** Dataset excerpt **

◆ ◆ ◆ ◆

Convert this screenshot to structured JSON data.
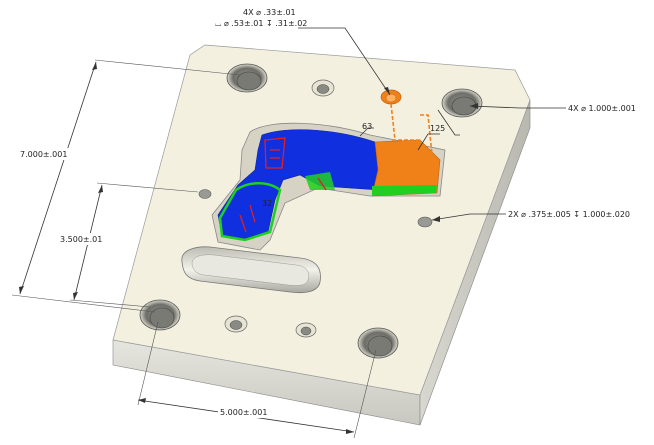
{
  "callouts": {
    "tapped_holes": {
      "line1": "4X ⌀ .33±.01",
      "line2": "⌴ ⌀ .53±.01 ↧ .31±.02"
    },
    "large_holes": "4X ⌀ 1.000±.001",
    "pin_holes": "2X ⌀ .375±.005 ↧ 1.000±.020",
    "surface_63": "63",
    "surface_125": "125",
    "surface_32": "32"
  },
  "dimensions": {
    "height_overall": "7.000±.001",
    "height_half": "3.500±.01",
    "width_holes": "5.000±.001"
  },
  "colors": {
    "plate_top": "#f4f0e0",
    "plate_front": "#dcdcd4",
    "plate_side": "#c9c9c0",
    "cavity_blue": "#1030e0",
    "cavity_orange": "#f08018",
    "cavity_green": "#20d020",
    "cavity_red": "#e02020"
  }
}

◆ ◆ ◆ ◆

** DIRECTIONS **
Set the data above down again exactly as given, with no pictures.

** WRITTEN REPLY **
Convert this screenshot to structured JSON data.
{
  "callouts": {
    "tapped_holes": {
      "line1": "4X ⌀ .33±.01",
      "line2": "⌴ ⌀ .53±.01 ↧ .31±.02"
    },
    "large_holes": "4X ⌀ 1.000±.001",
    "pin_holes": "2X ⌀ .375±.005 ↧ 1.000±.020",
    "surface_63": "63",
    "surface_125": "125",
    "surface_32": "32"
  },
  "dimensions": {
    "height_overall": "7.000±.001",
    "height_half": "3.500±.01",
    "width_holes": "5.000±.001"
  },
  "colors": {
    "plate_top": "#f4f0e0",
    "plate_front": "#dcdcd4",
    "plate_side": "#c9c9c0",
    "cavity_blue": "#1030e0",
    "cavity_orange": "#f08018",
    "cavity_green": "#20d020",
    "cavity_red": "#e02020"
  }
}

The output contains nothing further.